-- Figure record extracts --
<<<<

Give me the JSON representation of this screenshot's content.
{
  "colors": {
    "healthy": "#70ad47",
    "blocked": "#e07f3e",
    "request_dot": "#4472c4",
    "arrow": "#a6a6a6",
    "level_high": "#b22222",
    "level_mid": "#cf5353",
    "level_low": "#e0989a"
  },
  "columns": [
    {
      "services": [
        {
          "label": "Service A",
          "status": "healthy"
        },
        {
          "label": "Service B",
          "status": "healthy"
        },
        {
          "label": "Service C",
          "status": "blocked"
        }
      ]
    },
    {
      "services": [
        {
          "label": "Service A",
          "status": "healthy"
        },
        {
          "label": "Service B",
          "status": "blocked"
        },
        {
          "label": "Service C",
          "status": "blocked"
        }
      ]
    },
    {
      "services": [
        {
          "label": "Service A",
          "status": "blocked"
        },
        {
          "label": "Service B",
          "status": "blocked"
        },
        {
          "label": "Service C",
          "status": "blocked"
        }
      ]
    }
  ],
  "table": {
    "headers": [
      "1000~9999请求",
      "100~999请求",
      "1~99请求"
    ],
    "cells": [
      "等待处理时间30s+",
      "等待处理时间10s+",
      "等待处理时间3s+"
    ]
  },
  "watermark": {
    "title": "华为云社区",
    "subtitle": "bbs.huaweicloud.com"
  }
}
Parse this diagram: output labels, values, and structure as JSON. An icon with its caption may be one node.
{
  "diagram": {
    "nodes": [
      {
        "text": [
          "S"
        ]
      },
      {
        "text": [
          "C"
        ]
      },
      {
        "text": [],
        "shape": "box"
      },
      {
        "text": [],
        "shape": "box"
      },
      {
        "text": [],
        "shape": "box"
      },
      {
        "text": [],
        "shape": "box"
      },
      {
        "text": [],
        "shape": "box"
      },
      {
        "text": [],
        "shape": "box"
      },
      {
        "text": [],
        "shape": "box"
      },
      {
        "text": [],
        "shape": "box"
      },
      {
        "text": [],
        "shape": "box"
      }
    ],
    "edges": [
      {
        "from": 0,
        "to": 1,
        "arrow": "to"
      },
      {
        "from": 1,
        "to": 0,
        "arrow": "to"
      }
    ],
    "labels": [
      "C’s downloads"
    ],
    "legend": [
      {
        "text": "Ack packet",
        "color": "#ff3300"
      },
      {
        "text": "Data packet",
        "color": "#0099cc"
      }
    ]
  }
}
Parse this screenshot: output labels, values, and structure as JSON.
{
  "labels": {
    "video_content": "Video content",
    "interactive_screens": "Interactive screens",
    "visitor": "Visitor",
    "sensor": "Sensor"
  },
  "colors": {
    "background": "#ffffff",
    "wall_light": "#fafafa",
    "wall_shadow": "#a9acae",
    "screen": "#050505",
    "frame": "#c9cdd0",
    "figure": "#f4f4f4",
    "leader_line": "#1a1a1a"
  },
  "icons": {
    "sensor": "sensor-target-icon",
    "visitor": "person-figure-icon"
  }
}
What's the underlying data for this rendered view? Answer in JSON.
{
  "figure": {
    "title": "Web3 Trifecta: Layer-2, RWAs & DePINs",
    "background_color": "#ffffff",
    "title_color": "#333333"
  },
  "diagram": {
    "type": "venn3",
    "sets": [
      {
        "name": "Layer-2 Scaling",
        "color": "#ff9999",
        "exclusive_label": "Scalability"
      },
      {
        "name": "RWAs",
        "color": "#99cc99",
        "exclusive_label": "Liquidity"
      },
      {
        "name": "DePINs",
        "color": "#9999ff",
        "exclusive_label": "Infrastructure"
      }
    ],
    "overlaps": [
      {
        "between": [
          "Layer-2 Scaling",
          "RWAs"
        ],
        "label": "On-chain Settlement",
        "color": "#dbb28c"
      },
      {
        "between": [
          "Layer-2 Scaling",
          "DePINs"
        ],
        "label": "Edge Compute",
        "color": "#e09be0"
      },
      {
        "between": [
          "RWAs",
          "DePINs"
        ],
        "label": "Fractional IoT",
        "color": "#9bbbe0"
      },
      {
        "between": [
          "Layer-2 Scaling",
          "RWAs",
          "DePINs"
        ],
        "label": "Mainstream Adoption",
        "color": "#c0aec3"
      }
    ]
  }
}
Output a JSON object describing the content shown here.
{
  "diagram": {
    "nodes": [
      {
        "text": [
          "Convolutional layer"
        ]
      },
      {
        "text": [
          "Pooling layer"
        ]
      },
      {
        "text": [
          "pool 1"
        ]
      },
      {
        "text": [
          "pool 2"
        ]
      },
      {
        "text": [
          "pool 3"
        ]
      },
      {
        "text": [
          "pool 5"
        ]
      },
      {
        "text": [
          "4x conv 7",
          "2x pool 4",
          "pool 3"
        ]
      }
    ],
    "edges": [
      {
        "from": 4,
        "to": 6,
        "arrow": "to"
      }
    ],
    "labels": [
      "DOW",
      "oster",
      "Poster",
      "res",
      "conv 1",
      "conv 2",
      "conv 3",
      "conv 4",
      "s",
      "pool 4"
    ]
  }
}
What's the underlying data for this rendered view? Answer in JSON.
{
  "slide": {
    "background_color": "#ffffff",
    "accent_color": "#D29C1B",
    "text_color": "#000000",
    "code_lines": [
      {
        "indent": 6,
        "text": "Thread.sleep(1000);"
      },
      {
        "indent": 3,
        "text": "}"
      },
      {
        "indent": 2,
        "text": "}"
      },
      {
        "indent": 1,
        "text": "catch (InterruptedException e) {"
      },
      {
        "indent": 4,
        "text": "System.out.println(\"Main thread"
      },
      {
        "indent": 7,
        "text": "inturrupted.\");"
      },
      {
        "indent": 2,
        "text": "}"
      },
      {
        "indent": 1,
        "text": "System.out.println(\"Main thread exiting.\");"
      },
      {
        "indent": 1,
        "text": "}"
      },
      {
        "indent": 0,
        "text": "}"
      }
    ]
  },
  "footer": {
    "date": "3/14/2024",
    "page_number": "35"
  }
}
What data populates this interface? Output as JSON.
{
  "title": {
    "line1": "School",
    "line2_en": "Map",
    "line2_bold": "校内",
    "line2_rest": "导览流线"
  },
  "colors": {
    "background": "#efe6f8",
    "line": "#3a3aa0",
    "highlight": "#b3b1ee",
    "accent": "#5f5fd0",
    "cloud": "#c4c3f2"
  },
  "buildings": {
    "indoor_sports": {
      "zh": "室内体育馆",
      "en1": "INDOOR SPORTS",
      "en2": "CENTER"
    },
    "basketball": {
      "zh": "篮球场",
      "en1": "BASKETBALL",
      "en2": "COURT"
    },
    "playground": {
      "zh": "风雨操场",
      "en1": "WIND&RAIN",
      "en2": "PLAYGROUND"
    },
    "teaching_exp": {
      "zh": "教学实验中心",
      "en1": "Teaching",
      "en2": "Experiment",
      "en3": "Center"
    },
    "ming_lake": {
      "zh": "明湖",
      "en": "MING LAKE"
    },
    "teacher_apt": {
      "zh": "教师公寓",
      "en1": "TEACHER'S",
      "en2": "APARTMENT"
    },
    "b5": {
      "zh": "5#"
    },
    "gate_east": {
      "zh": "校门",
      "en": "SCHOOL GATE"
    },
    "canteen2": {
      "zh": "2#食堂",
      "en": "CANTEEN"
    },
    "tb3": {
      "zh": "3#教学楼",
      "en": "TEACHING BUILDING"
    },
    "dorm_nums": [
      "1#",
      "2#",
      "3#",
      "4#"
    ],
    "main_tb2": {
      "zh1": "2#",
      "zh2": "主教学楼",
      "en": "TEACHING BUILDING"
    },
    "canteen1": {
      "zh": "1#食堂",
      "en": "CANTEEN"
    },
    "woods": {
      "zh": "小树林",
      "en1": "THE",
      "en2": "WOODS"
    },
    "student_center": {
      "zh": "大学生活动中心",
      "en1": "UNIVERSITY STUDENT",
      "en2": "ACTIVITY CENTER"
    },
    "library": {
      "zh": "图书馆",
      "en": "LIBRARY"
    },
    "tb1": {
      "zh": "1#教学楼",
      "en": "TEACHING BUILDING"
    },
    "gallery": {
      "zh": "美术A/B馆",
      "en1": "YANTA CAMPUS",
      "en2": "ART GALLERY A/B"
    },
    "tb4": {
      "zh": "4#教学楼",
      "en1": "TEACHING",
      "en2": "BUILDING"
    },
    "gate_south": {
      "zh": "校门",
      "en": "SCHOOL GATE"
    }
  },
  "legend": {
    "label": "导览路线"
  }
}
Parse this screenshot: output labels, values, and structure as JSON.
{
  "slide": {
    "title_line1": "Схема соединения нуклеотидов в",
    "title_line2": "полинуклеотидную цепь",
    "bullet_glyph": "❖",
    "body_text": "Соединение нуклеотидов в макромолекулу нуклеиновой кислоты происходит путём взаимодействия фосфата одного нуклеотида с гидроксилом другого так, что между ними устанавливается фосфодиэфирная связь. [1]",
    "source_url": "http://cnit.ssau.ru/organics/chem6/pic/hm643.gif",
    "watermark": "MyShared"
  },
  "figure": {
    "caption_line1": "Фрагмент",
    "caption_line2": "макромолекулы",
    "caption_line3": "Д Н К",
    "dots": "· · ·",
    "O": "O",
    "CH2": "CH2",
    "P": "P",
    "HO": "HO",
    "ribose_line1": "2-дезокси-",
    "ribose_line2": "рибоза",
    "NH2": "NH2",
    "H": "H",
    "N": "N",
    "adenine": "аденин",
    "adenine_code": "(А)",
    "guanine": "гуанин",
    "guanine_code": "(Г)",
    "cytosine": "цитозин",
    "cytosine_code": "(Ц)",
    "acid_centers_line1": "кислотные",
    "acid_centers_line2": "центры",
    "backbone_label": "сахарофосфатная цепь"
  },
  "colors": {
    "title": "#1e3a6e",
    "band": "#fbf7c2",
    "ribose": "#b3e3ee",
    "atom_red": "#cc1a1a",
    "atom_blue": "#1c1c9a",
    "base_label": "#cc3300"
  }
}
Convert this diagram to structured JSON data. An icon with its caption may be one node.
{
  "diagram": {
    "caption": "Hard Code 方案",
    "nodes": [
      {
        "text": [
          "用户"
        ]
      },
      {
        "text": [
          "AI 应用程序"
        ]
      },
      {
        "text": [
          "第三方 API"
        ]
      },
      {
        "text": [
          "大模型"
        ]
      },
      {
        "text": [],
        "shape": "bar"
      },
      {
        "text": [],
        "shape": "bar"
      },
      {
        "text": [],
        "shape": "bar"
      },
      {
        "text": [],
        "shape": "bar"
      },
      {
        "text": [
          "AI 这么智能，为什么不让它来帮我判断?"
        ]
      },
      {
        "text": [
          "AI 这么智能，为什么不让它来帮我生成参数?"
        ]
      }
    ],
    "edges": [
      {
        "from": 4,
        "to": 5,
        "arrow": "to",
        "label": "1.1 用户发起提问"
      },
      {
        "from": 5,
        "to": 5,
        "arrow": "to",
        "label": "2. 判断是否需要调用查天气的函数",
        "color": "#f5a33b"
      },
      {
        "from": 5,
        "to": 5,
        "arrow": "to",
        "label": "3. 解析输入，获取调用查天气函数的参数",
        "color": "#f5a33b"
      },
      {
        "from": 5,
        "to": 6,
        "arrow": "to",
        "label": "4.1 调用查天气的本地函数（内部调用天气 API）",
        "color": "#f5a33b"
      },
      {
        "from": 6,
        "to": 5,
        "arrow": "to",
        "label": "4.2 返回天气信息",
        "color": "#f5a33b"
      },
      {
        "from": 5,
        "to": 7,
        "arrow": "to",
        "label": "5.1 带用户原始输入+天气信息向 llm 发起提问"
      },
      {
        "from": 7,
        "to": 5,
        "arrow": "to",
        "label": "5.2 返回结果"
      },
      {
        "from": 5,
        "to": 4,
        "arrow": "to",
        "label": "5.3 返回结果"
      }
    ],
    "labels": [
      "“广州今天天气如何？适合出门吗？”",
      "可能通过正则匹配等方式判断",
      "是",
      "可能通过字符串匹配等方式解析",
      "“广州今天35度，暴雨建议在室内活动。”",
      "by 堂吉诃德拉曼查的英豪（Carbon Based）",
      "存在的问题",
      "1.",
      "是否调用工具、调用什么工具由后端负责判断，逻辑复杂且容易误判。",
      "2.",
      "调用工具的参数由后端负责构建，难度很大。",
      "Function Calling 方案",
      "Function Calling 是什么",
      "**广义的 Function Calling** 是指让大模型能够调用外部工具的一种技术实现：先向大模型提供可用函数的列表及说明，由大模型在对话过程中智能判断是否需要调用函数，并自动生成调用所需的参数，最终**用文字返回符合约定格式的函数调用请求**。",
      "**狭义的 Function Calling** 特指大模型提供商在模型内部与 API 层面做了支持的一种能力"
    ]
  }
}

>>>>

-- Work to complete --
Count every line in the listing above that holds "visitor", then report only the count.

-- Answer in full --
2